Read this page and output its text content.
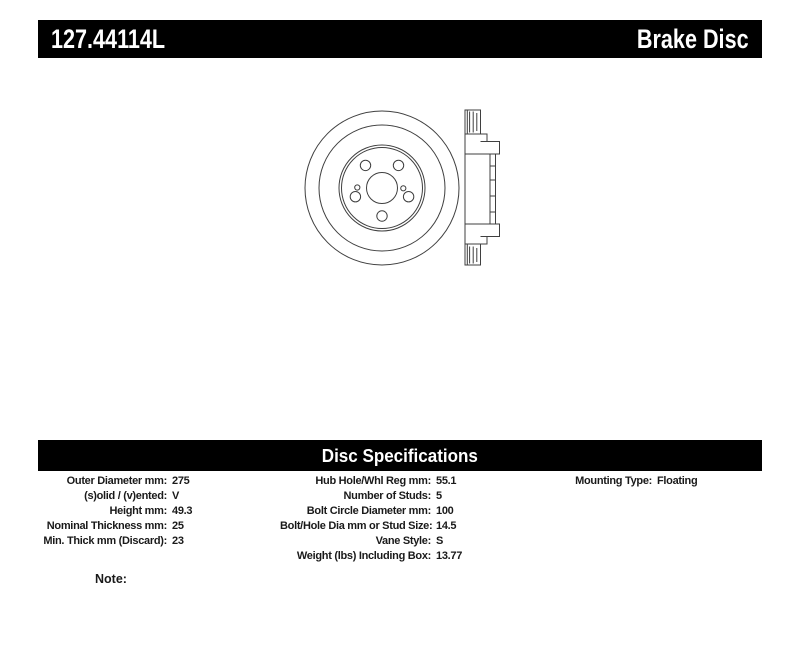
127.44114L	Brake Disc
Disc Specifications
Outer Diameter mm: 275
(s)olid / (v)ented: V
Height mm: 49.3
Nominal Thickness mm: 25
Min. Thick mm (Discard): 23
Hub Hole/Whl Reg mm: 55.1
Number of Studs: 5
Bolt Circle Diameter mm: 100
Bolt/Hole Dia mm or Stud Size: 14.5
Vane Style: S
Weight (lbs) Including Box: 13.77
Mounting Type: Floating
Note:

--

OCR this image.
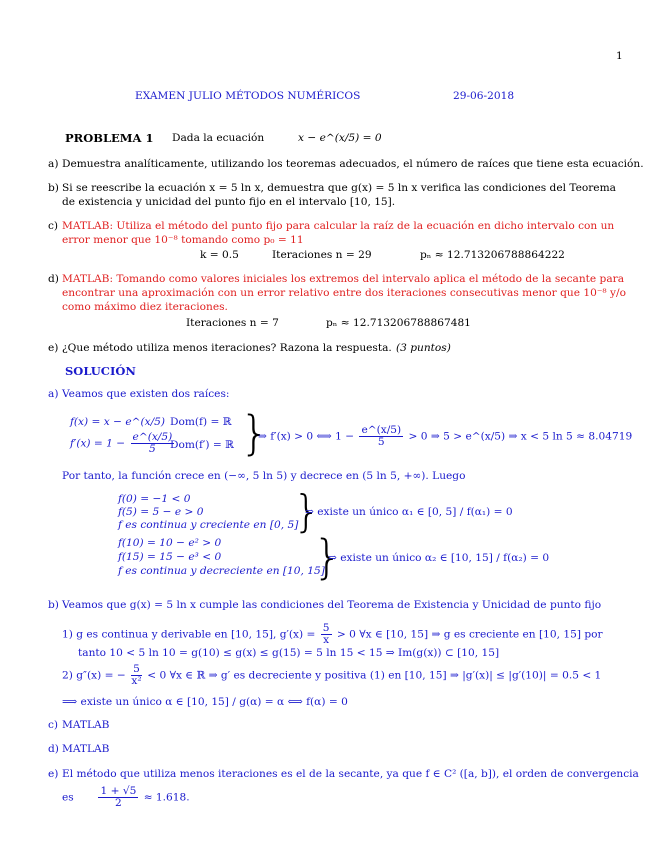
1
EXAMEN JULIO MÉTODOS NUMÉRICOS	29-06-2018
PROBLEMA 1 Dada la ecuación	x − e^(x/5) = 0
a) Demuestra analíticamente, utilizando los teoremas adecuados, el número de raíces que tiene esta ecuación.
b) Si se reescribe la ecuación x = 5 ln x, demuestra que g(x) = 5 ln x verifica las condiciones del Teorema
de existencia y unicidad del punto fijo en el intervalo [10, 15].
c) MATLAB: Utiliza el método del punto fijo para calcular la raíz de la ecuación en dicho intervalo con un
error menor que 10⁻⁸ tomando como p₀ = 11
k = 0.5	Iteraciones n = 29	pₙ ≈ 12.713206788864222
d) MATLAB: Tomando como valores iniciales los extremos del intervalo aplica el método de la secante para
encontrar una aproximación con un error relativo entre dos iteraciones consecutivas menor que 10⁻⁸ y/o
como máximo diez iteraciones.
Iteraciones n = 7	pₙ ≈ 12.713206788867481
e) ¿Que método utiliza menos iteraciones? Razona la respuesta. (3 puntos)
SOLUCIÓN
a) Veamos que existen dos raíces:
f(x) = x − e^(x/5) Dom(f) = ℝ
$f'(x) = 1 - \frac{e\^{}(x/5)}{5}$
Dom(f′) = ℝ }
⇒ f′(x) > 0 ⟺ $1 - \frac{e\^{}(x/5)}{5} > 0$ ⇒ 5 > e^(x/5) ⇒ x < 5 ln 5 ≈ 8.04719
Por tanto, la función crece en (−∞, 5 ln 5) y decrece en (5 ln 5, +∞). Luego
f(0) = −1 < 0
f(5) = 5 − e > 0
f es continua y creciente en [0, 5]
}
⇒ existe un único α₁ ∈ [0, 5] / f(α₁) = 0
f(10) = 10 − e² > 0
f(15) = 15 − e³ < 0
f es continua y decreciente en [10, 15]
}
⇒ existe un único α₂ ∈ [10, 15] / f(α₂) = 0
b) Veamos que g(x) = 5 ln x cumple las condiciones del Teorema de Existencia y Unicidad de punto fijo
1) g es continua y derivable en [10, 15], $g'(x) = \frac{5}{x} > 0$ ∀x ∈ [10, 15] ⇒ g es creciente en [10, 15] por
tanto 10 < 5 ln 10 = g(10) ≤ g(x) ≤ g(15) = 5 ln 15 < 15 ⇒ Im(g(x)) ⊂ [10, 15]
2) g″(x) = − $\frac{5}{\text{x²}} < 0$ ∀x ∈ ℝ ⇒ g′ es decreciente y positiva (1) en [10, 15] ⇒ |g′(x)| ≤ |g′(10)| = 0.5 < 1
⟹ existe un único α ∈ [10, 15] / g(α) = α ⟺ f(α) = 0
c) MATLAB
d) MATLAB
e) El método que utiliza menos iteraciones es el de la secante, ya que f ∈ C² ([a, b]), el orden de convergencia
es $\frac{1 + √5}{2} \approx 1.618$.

> [Exercise]: Work out how many lines of the data above hold the word "menos", and write only the count.

> [The completed task]: 2